_THE EXERCISE_
Carry none of the pictures over; set down the material below exactly.

_MATERIAL PROVIDED_
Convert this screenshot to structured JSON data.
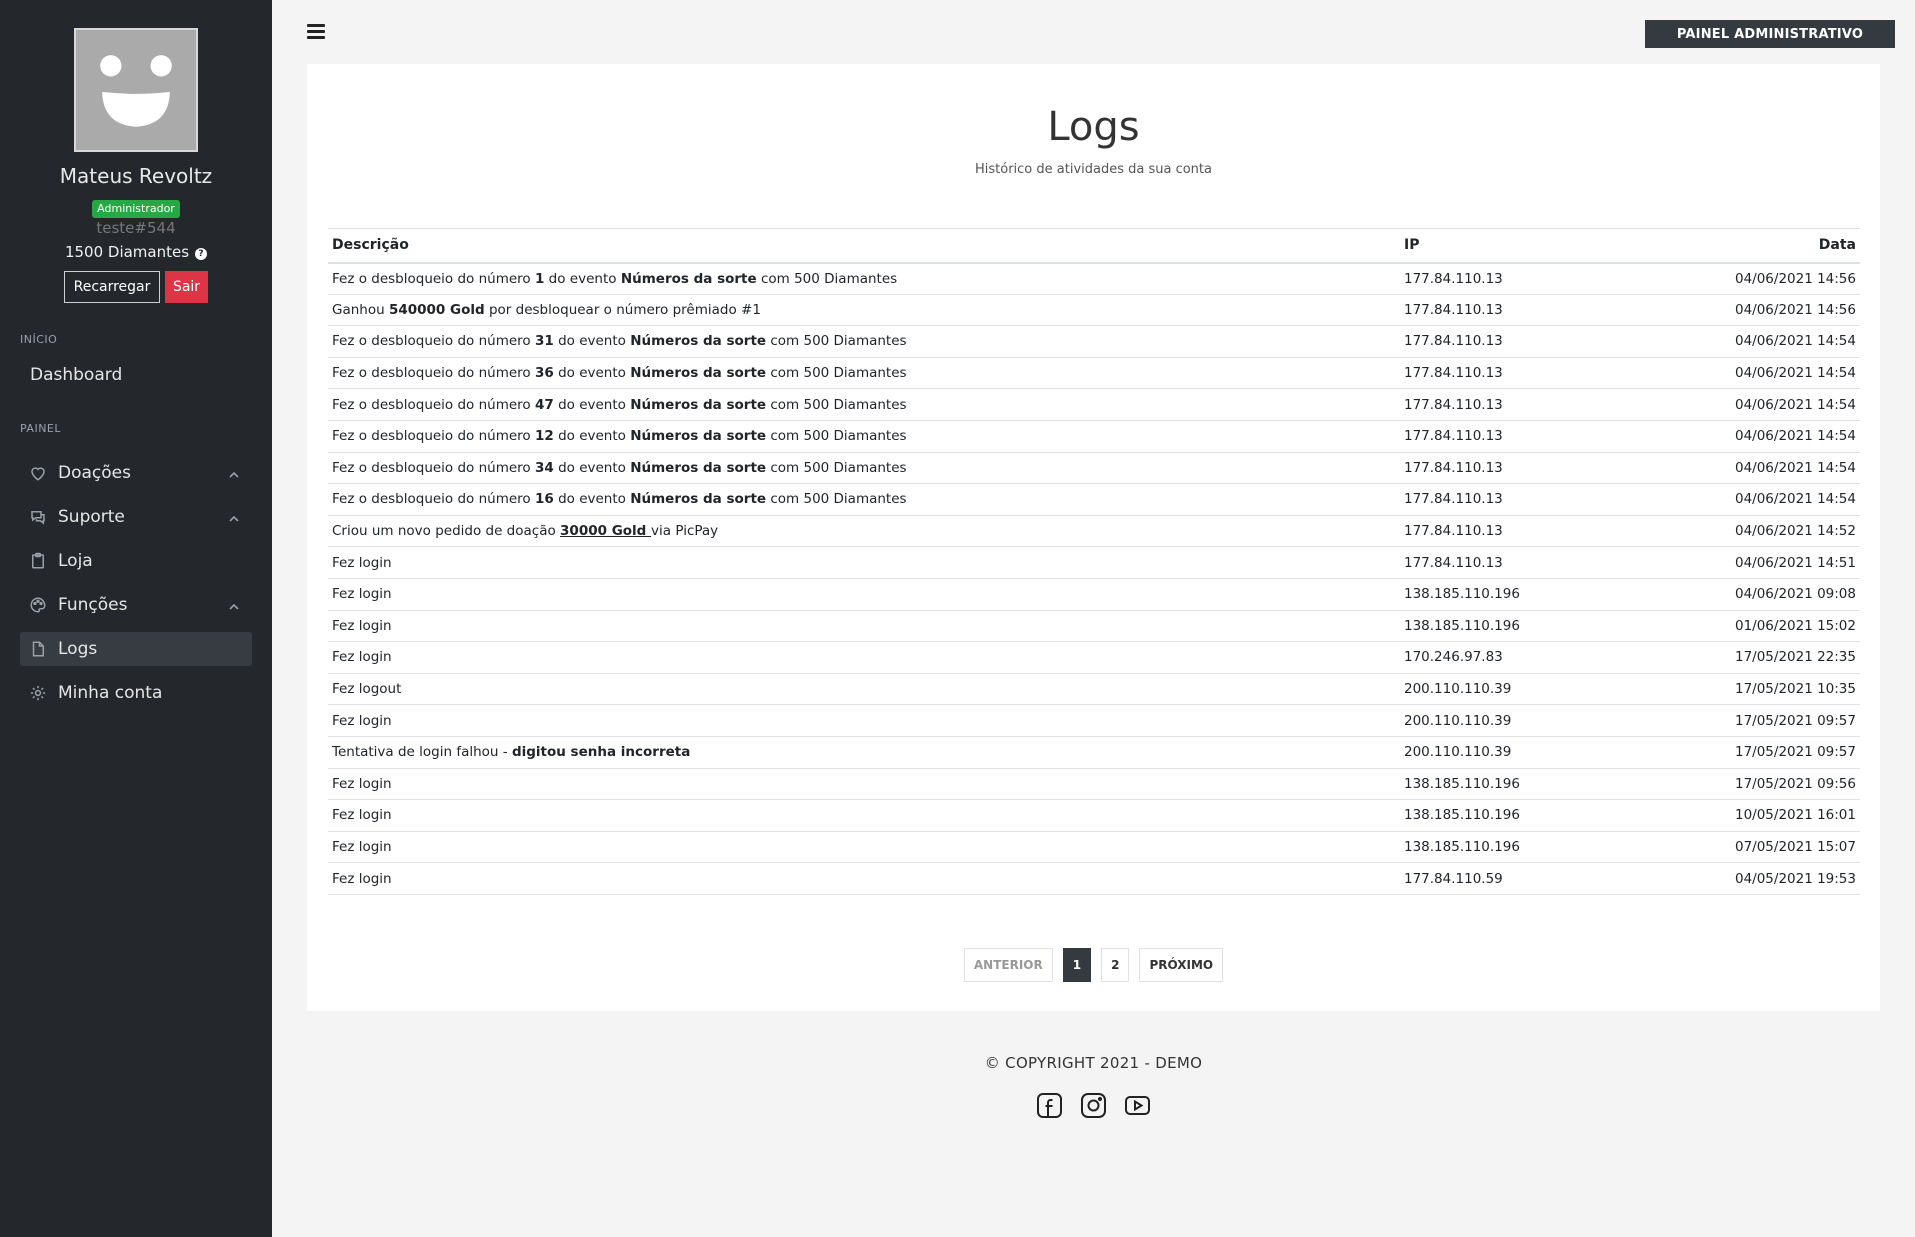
{
  "user": {
    "name": "Mateus Revoltz",
    "role": "Administrador",
    "tag": "teste#544",
    "diamonds": "1500 Diamantes",
    "reload_label": "Recarregar",
    "exit_label": "Sair"
  },
  "sidebar": {
    "sections": [
      "INÍCIO",
      "PAINEL"
    ],
    "dashboard": "Dashboard",
    "items": [
      {
        "label": "Doações",
        "icon": "heart-icon",
        "expandable": true
      },
      {
        "label": "Suporte",
        "icon": "chat-icon",
        "expandable": true
      },
      {
        "label": "Loja",
        "icon": "clipboard-icon",
        "expandable": false
      },
      {
        "label": "Funções",
        "icon": "palette-icon",
        "expandable": true
      },
      {
        "label": "Logs",
        "icon": "file-icon",
        "expandable": false,
        "active": true
      },
      {
        "label": "Minha conta",
        "icon": "gear-icon",
        "expandable": false
      }
    ]
  },
  "header": {
    "admin_button": "PAINEL ADMINISTRATIVO"
  },
  "page": {
    "title": "Logs",
    "subtitle": "Histórico de atividades da sua conta"
  },
  "table": {
    "headers": [
      "Descrição",
      "IP",
      "Data"
    ],
    "rows": [
      {
        "desc": [
          {
            "t": "Fez o desbloqueio do número "
          },
          {
            "t": "1",
            "b": true
          },
          {
            "t": " do evento "
          },
          {
            "t": "Números da sorte",
            "b": true
          },
          {
            "t": " com 500 Diamantes"
          }
        ],
        "ip": "177.84.110.13",
        "date": "04/06/2021 14:56"
      },
      {
        "desc": [
          {
            "t": "Ganhou "
          },
          {
            "t": "540000 Gold",
            "b": true
          },
          {
            "t": " por desbloquear o número prêmiado #1"
          }
        ],
        "ip": "177.84.110.13",
        "date": "04/06/2021 14:56"
      },
      {
        "desc": [
          {
            "t": "Fez o desbloqueio do número "
          },
          {
            "t": "31",
            "b": true
          },
          {
            "t": " do evento "
          },
          {
            "t": "Números da sorte",
            "b": true
          },
          {
            "t": " com 500 Diamantes"
          }
        ],
        "ip": "177.84.110.13",
        "date": "04/06/2021 14:54"
      },
      {
        "desc": [
          {
            "t": "Fez o desbloqueio do número "
          },
          {
            "t": "36",
            "b": true
          },
          {
            "t": " do evento "
          },
          {
            "t": "Números da sorte",
            "b": true
          },
          {
            "t": " com 500 Diamantes"
          }
        ],
        "ip": "177.84.110.13",
        "date": "04/06/2021 14:54"
      },
      {
        "desc": [
          {
            "t": "Fez o desbloqueio do número "
          },
          {
            "t": "47",
            "b": true
          },
          {
            "t": " do evento "
          },
          {
            "t": "Números da sorte",
            "b": true
          },
          {
            "t": " com 500 Diamantes"
          }
        ],
        "ip": "177.84.110.13",
        "date": "04/06/2021 14:54"
      },
      {
        "desc": [
          {
            "t": "Fez o desbloqueio do número "
          },
          {
            "t": "12",
            "b": true
          },
          {
            "t": " do evento "
          },
          {
            "t": "Números da sorte",
            "b": true
          },
          {
            "t": " com 500 Diamantes"
          }
        ],
        "ip": "177.84.110.13",
        "date": "04/06/2021 14:54"
      },
      {
        "desc": [
          {
            "t": "Fez o desbloqueio do número "
          },
          {
            "t": "34",
            "b": true
          },
          {
            "t": " do evento "
          },
          {
            "t": "Números da sorte",
            "b": true
          },
          {
            "t": " com 500 Diamantes"
          }
        ],
        "ip": "177.84.110.13",
        "date": "04/06/2021 14:54"
      },
      {
        "desc": [
          {
            "t": "Fez o desbloqueio do número "
          },
          {
            "t": "16",
            "b": true
          },
          {
            "t": " do evento "
          },
          {
            "t": "Números da sorte",
            "b": true
          },
          {
            "t": " com 500 Diamantes"
          }
        ],
        "ip": "177.84.110.13",
        "date": "04/06/2021 14:54"
      },
      {
        "desc": [
          {
            "t": "Criou um novo pedido de doação "
          },
          {
            "t": "30000 Gold ",
            "u": true
          },
          {
            "t": "via PicPay"
          }
        ],
        "ip": "177.84.110.13",
        "date": "04/06/2021 14:52"
      },
      {
        "desc": [
          {
            "t": "Fez login"
          }
        ],
        "ip": "177.84.110.13",
        "date": "04/06/2021 14:51"
      },
      {
        "desc": [
          {
            "t": "Fez login"
          }
        ],
        "ip": "138.185.110.196",
        "date": "04/06/2021 09:08"
      },
      {
        "desc": [
          {
            "t": "Fez login"
          }
        ],
        "ip": "138.185.110.196",
        "date": "01/06/2021 15:02"
      },
      {
        "desc": [
          {
            "t": "Fez login"
          }
        ],
        "ip": "170.246.97.83",
        "date": "17/05/2021 22:35"
      },
      {
        "desc": [
          {
            "t": "Fez logout"
          }
        ],
        "ip": "200.110.110.39",
        "date": "17/05/2021 10:35"
      },
      {
        "desc": [
          {
            "t": "Fez login"
          }
        ],
        "ip": "200.110.110.39",
        "date": "17/05/2021 09:57"
      },
      {
        "desc": [
          {
            "t": "Tentativa de login falhou - "
          },
          {
            "t": "digitou senha incorreta",
            "b": true
          }
        ],
        "ip": "200.110.110.39",
        "date": "17/05/2021 09:57"
      },
      {
        "desc": [
          {
            "t": "Fez login"
          }
        ],
        "ip": "138.185.110.196",
        "date": "17/05/2021 09:56"
      },
      {
        "desc": [
          {
            "t": "Fez login"
          }
        ],
        "ip": "138.185.110.196",
        "date": "10/05/2021 16:01"
      },
      {
        "desc": [
          {
            "t": "Fez login"
          }
        ],
        "ip": "138.185.110.196",
        "date": "07/05/2021 15:07"
      },
      {
        "desc": [
          {
            "t": "Fez login"
          }
        ],
        "ip": "177.84.110.59",
        "date": "04/05/2021 19:53"
      }
    ]
  },
  "pagination": {
    "prev": "ANTERIOR",
    "pages": [
      "1",
      "2"
    ],
    "current": "1",
    "next": "PRÓXIMO"
  },
  "footer": {
    "copyright": "© COPYRIGHT 2021 - DEMO",
    "socials": [
      "facebook-icon",
      "instagram-icon",
      "youtube-icon"
    ]
  },
  "colors": {
    "sidebar_bg": "#24282d",
    "badge_green": "#28a745",
    "exit_red": "#dc3545",
    "admin_btn": "#343a40"
  }
}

_ANSWER FOR THIS EXERCISE_
Convert this screenshot to structured JSON data.
{
  "user": {
    "name": "Mateus Revoltz",
    "role": "Administrador",
    "tag": "teste#544",
    "diamonds": "1500 Diamantes",
    "reload_label": "Recarregar",
    "exit_label": "Sair"
  },
  "sidebar": {
    "sections": [
      "INÍCIO",
      "PAINEL"
    ],
    "dashboard": "Dashboard",
    "items": [
      {
        "label": "Doações",
        "icon": "heart-icon",
        "expandable": true
      },
      {
        "label": "Suporte",
        "icon": "chat-icon",
        "expandable": true
      },
      {
        "label": "Loja",
        "icon": "clipboard-icon",
        "expandable": false
      },
      {
        "label": "Funções",
        "icon": "palette-icon",
        "expandable": true
      },
      {
        "label": "Logs",
        "icon": "file-icon",
        "expandable": false,
        "active": true
      },
      {
        "label": "Minha conta",
        "icon": "gear-icon",
        "expandable": false
      }
    ]
  },
  "header": {
    "admin_button": "PAINEL ADMINISTRATIVO"
  },
  "page": {
    "title": "Logs",
    "subtitle": "Histórico de atividades da sua conta"
  },
  "table": {
    "headers": [
      "Descrição",
      "IP",
      "Data"
    ],
    "rows": [
      {
        "desc": [
          {
            "t": "Fez o desbloqueio do número "
          },
          {
            "t": "1",
            "b": true
          },
          {
            "t": " do evento "
          },
          {
            "t": "Números da sorte",
            "b": true
          },
          {
            "t": " com 500 Diamantes"
          }
        ],
        "ip": "177.84.110.13",
        "date": "04/06/2021 14:56"
      },
      {
        "desc": [
          {
            "t": "Ganhou "
          },
          {
            "t": "540000 Gold",
            "b": true
          },
          {
            "t": " por desbloquear o número prêmiado #1"
          }
        ],
        "ip": "177.84.110.13",
        "date": "04/06/2021 14:56"
      },
      {
        "desc": [
          {
            "t": "Fez o desbloqueio do número "
          },
          {
            "t": "31",
            "b": true
          },
          {
            "t": " do evento "
          },
          {
            "t": "Números da sorte",
            "b": true
          },
          {
            "t": " com 500 Diamantes"
          }
        ],
        "ip": "177.84.110.13",
        "date": "04/06/2021 14:54"
      },
      {
        "desc": [
          {
            "t": "Fez o desbloqueio do número "
          },
          {
            "t": "36",
            "b": true
          },
          {
            "t": " do evento "
          },
          {
            "t": "Números da sorte",
            "b": true
          },
          {
            "t": " com 500 Diamantes"
          }
        ],
        "ip": "177.84.110.13",
        "date": "04/06/2021 14:54"
      },
      {
        "desc": [
          {
            "t": "Fez o desbloqueio do número "
          },
          {
            "t": "47",
            "b": true
          },
          {
            "t": " do evento "
          },
          {
            "t": "Números da sorte",
            "b": true
          },
          {
            "t": " com 500 Diamantes"
          }
        ],
        "ip": "177.84.110.13",
        "date": "04/06/2021 14:54"
      },
      {
        "desc": [
          {
            "t": "Fez o desbloqueio do número "
          },
          {
            "t": "12",
            "b": true
          },
          {
            "t": " do evento "
          },
          {
            "t": "Números da sorte",
            "b": true
          },
          {
            "t": " com 500 Diamantes"
          }
        ],
        "ip": "177.84.110.13",
        "date": "04/06/2021 14:54"
      },
      {
        "desc": [
          {
            "t": "Fez o desbloqueio do número "
          },
          {
            "t": "34",
            "b": true
          },
          {
            "t": " do evento "
          },
          {
            "t": "Números da sorte",
            "b": true
          },
          {
            "t": " com 500 Diamantes"
          }
        ],
        "ip": "177.84.110.13",
        "date": "04/06/2021 14:54"
      },
      {
        "desc": [
          {
            "t": "Fez o desbloqueio do número "
          },
          {
            "t": "16",
            "b": true
          },
          {
            "t": " do evento "
          },
          {
            "t": "Números da sorte",
            "b": true
          },
          {
            "t": " com 500 Diamantes"
          }
        ],
        "ip": "177.84.110.13",
        "date": "04/06/2021 14:54"
      },
      {
        "desc": [
          {
            "t": "Criou um novo pedido de doação "
          },
          {
            "t": "30000 Gold ",
            "u": true
          },
          {
            "t": "via PicPay"
          }
        ],
        "ip": "177.84.110.13",
        "date": "04/06/2021 14:52"
      },
      {
        "desc": [
          {
            "t": "Fez login"
          }
        ],
        "ip": "177.84.110.13",
        "date": "04/06/2021 14:51"
      },
      {
        "desc": [
          {
            "t": "Fez login"
          }
        ],
        "ip": "138.185.110.196",
        "date": "04/06/2021 09:08"
      },
      {
        "desc": [
          {
            "t": "Fez login"
          }
        ],
        "ip": "138.185.110.196",
        "date": "01/06/2021 15:02"
      },
      {
        "desc": [
          {
            "t": "Fez login"
          }
        ],
        "ip": "170.246.97.83",
        "date": "17/05/2021 22:35"
      },
      {
        "desc": [
          {
            "t": "Fez logout"
          }
        ],
        "ip": "200.110.110.39",
        "date": "17/05/2021 10:35"
      },
      {
        "desc": [
          {
            "t": "Fez login"
          }
        ],
        "ip": "200.110.110.39",
        "date": "17/05/2021 09:57"
      },
      {
        "desc": [
          {
            "t": "Tentativa de login falhou - "
          },
          {
            "t": "digitou senha incorreta",
            "b": true
          }
        ],
        "ip": "200.110.110.39",
        "date": "17/05/2021 09:57"
      },
      {
        "desc": [
          {
            "t": "Fez login"
          }
        ],
        "ip": "138.185.110.196",
        "date": "17/05/2021 09:56"
      },
      {
        "desc": [
          {
            "t": "Fez login"
          }
        ],
        "ip": "138.185.110.196",
        "date": "10/05/2021 16:01"
      },
      {
        "desc": [
          {
            "t": "Fez login"
          }
        ],
        "ip": "138.185.110.196",
        "date": "07/05/2021 15:07"
      },
      {
        "desc": [
          {
            "t": "Fez login"
          }
        ],
        "ip": "177.84.110.59",
        "date": "04/05/2021 19:53"
      }
    ]
  },
  "pagination": {
    "prev": "ANTERIOR",
    "pages": [
      "1",
      "2"
    ],
    "current": "1",
    "next": "PRÓXIMO"
  },
  "footer": {
    "copyright": "© COPYRIGHT 2021 - DEMO",
    "socials": [
      "facebook-icon",
      "instagram-icon",
      "youtube-icon"
    ]
  },
  "colors": {
    "sidebar_bg": "#24282d",
    "badge_green": "#28a745",
    "exit_red": "#dc3545",
    "admin_btn": "#343a40"
  }
}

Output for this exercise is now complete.